DATA FOR PROCESSING below:
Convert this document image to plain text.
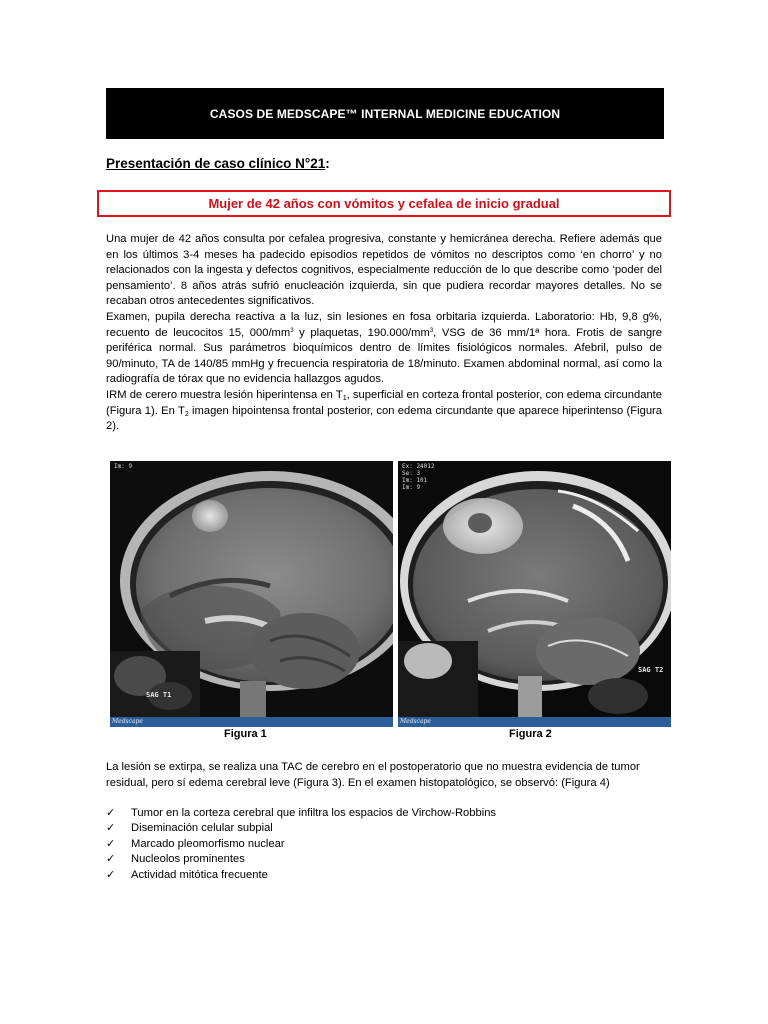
CASOS DE MEDSCAPE™ INTERNAL MEDICINE EDUCATION
Presentación de caso clínico N°21:
Mujer de 42 años con vómitos y cefalea de inicio gradual

Una mujer de 42 años consulta por cefalea progresiva, constante y hemicránea derecha. Refiere además que en los últimos 3-4 meses ha padecido episodios repetidos de vómitos no descriptos como ‘en chorro’ y no relacionados con la ingesta y defectos cognitivos, especialmente reducción de lo que describe como ‘poder del pensamiento’. 8 años atrás sufrió enucleación izquierda, sin que pudiera recordar mayores detalles. No se recaban otros antecedentes significativos.

Examen, pupila derecha reactiva a la luz, sin lesiones en fosa orbitaria izquierda. Laboratorio: Hb, 9,8 g%, recuento de leucocitos 15, $000/mm^3$ y plaquetas, $190.000/mm^3$, VSG de 36 mm/1ª hora. Frotis de sangre periférica normal. Sus parámetros bioquímicos dentro de límites fisiológicos normales. Afebril, pulso de 90/minuto, TA de 140/85 mmHg y frecuencia respiratoria de 18/minuto. Examen abdominal normal, así como la radiografía de tórax que no evidencia hallazgos agudos.

IRM de cerero muestra lesión hiperintensa en $T_1$, superficial en corteza frontal posterior, con edema circundante (Figura 1). En $T_2$ imagen hipointensa frontal posterior, con edema circundante que aparece hiperintenso (Figura 2).

Im: 9
SAG T1
Medscape
Ex: 24012
Se: 3
Im: 101
Im: 9
SAG T2
Medscape
Figura 1	Figura 2

La lesión se extirpa, se realiza una TAC de cerebro en el postoperatorio que no muestra evidencia de tumor residual, pero sí edema cerebral leve (Figura 3). En el examen histopatológico, se observó: (Figura 4)

✓	Tumor en la corteza cerebral que infiltra los espacios de Virchow-Robbins
✓	Diseminación celular subpial
✓	Marcado pleomorfismo nuclear
✓	Nucleolos prominentes
✓	Actividad mitótica frecuente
End of DATA FOR PROCESSING.
- _TO DO_
Only the pictures stay behind; copy everything else in the records above exactly.

- _WRITTEN SOLUTION_
Convert this document image to plain text.
CASOS DE MEDSCAPE™ INTERNAL MEDICINE EDUCATION
Presentación de caso clínico N°21:
Mujer de 42 años con vómitos y cefalea de inicio gradual

Una mujer de 42 años consulta por cefalea progresiva, constante y hemicránea derecha. Refiere además que en los últimos 3-4 meses ha padecido episodios repetidos de vómitos no descriptos como ‘en chorro’ y no relacionados con la ingesta y defectos cognitivos, especialmente reducción de lo que describe como ‘poder del pensamiento’. 8 años atrás sufrió enucleación izquierda, sin que pudiera recordar mayores detalles. No se recaban otros antecedentes significativos.

Examen, pupila derecha reactiva a la luz, sin lesiones en fosa orbitaria izquierda. Laboratorio: Hb, 9,8 g%, recuento de leucocitos 15, $000/mm^3$ y plaquetas, $190.000/mm^3$, VSG de 36 mm/1ª hora. Frotis de sangre periférica normal. Sus parámetros bioquímicos dentro de límites fisiológicos normales. Afebril, pulso de 90/minuto, TA de 140/85 mmHg y frecuencia respiratoria de 18/minuto. Examen abdominal normal, así como la radiografía de tórax que no evidencia hallazgos agudos.

IRM de cerero muestra lesión hiperintensa en $T_1$, superficial en corteza frontal posterior, con edema circundante (Figura 1). En $T_2$ imagen hipointensa frontal posterior, con edema circundante que aparece hiperintenso (Figura 2).

Im: 9
SAG T1
Medscape
Ex: 24012
Se: 3
Im: 101
Im: 9
SAG T2
Medscape
Figura 1	Figura 2

La lesión se extirpa, se realiza una TAC de cerebro en el postoperatorio que no muestra evidencia de tumor residual, pero sí edema cerebral leve (Figura 3). En el examen histopatológico, se observó: (Figura 4)

✓	Tumor en la corteza cerebral que infiltra los espacios de Virchow-Robbins
✓	Diseminación celular subpial
✓	Marcado pleomorfismo nuclear
✓	Nucleolos prominentes
✓	Actividad mitótica frecuente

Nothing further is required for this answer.